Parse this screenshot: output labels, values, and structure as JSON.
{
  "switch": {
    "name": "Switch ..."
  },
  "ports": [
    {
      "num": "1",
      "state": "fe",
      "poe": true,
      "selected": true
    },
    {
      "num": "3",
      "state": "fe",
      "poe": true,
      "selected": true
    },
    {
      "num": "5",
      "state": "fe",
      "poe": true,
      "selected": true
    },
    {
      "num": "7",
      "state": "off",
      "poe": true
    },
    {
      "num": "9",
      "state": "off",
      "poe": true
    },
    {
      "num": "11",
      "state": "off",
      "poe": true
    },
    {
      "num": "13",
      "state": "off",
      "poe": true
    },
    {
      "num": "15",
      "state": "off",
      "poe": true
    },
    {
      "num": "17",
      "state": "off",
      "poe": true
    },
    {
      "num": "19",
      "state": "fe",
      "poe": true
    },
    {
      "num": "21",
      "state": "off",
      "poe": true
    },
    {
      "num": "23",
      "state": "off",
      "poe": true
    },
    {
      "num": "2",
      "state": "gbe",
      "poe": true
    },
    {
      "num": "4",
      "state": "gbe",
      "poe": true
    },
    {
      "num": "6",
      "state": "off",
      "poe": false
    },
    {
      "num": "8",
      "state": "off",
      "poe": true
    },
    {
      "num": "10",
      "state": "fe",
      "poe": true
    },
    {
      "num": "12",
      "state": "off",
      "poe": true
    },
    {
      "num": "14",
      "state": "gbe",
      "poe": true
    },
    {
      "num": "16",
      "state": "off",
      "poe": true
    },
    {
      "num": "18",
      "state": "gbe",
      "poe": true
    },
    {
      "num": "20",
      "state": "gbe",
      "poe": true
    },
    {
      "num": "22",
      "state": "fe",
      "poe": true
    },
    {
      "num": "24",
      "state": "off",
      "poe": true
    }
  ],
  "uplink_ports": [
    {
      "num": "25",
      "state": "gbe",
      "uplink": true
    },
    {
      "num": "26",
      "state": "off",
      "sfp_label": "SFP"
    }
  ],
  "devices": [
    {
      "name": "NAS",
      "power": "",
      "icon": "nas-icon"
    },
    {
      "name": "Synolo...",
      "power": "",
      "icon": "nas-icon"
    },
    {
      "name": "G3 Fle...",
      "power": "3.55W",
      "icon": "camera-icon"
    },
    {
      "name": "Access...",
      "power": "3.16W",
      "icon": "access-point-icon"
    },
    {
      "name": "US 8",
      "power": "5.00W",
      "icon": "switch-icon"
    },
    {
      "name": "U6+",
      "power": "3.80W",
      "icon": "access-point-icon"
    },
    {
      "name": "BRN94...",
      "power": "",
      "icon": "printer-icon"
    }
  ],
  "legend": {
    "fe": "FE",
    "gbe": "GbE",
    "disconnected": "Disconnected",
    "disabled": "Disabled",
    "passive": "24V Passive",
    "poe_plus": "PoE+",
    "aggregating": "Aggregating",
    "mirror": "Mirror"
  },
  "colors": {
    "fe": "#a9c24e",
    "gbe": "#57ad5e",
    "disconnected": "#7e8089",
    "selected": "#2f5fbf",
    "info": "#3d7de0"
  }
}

════════

### Problem statement
State the number of lines in this listing that contain the string "disconnected", and add nothing else.

### Complete answer
2